**WHAT THE TASK ASKS**
Using the data below, tally the lines that include the string "before". Only the number is wanted.

(Dataset excerpt)

┄┄┄┄┄┄┄┄┄┄┄┄┄┄┄┄┄┄┄┄

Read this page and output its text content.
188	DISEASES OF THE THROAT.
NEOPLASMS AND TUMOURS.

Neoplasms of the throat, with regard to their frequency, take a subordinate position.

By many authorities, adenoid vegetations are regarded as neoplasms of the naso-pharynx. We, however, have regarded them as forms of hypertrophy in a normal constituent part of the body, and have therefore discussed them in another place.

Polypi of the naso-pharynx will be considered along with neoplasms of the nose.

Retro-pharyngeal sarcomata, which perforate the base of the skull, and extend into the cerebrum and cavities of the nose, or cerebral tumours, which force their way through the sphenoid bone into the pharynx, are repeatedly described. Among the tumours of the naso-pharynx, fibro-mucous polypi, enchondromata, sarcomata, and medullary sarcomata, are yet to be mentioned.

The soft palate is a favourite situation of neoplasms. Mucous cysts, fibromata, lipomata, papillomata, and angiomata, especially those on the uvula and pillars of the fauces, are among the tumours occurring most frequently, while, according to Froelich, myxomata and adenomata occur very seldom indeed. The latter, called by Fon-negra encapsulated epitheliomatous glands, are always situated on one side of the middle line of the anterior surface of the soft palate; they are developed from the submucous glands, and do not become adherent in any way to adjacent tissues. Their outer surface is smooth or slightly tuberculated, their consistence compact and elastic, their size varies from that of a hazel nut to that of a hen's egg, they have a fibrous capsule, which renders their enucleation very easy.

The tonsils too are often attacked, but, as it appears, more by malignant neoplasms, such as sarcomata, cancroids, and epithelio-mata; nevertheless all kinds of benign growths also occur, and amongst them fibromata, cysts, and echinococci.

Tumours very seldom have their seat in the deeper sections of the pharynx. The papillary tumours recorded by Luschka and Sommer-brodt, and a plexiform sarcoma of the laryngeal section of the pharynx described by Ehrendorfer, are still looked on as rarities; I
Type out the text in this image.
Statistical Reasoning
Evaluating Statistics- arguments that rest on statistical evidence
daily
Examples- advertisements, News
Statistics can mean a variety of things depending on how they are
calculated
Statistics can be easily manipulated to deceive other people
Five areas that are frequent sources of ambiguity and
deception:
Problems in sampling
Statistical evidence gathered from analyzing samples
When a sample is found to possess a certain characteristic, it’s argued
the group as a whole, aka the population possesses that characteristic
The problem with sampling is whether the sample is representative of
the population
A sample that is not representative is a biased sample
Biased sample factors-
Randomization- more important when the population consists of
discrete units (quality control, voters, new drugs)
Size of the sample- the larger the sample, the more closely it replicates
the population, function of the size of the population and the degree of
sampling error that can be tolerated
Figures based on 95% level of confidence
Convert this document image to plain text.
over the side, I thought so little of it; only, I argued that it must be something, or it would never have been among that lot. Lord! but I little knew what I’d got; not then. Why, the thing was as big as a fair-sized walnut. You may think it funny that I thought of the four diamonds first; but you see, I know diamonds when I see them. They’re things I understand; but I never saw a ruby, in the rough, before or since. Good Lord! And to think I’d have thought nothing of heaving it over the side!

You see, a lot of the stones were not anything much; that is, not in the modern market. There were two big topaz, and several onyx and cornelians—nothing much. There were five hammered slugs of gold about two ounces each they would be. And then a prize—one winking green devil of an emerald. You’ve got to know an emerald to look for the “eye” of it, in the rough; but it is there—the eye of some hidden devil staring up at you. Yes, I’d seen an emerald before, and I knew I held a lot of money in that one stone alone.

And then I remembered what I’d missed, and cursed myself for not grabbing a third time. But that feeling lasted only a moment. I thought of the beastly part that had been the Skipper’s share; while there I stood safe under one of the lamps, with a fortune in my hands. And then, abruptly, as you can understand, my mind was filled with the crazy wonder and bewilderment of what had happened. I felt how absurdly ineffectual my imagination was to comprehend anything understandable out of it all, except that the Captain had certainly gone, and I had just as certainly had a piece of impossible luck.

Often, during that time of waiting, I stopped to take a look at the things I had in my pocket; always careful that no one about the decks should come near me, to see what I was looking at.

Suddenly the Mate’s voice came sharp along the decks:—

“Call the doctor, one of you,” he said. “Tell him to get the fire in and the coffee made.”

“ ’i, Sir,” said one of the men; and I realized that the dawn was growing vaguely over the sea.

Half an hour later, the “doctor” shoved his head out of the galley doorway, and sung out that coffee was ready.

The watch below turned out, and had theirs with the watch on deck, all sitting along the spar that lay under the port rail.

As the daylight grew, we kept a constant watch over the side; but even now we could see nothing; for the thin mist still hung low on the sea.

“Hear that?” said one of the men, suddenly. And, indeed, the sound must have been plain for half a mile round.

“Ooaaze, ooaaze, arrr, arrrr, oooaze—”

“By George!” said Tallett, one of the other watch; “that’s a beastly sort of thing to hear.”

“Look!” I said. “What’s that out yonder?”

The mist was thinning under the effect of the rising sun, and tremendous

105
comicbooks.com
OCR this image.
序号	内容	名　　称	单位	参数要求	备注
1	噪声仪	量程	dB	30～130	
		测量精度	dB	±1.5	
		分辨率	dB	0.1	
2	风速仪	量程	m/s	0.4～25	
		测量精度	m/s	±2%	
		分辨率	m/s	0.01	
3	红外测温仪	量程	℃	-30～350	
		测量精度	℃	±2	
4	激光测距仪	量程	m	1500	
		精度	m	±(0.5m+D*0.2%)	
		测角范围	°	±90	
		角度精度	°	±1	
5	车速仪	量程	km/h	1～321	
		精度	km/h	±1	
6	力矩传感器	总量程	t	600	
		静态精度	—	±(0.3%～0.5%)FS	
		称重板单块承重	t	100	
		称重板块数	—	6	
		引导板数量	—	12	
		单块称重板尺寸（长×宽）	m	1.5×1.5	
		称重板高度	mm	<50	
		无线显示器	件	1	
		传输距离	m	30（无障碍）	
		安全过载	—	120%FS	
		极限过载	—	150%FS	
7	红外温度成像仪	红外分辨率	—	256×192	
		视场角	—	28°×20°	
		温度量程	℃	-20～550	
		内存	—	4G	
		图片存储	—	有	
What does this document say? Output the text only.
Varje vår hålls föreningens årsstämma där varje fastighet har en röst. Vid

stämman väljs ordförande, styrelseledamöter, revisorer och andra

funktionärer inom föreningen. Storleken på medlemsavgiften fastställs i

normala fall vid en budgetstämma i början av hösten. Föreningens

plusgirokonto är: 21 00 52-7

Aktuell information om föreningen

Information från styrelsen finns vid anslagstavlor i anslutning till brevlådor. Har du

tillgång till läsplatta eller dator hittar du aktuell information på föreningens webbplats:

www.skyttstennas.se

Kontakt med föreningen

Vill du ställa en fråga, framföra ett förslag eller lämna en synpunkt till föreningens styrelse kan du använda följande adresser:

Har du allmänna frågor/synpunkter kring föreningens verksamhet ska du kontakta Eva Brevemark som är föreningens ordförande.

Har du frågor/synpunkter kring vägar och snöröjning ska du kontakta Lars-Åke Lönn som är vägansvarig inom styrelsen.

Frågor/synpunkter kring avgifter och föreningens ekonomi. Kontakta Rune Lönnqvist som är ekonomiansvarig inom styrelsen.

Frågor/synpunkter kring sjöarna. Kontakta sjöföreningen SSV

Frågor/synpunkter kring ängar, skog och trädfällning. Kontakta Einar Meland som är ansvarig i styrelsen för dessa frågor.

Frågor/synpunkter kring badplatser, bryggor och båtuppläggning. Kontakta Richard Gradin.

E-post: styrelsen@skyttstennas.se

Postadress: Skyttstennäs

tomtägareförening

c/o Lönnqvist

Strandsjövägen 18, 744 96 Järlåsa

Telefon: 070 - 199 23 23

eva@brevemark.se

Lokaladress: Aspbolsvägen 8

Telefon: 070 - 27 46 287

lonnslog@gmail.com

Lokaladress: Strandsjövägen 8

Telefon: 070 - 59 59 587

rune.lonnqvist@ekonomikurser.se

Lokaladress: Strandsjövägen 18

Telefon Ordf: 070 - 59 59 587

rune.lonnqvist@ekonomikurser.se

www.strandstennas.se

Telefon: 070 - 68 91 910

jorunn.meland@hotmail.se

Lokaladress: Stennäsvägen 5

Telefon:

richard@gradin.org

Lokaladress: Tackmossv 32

┄┄┄┄┄┄┄┄┄┄┄┄┄┄┄┄┄┄┄┄

**PROBLEM SOLUTION**
2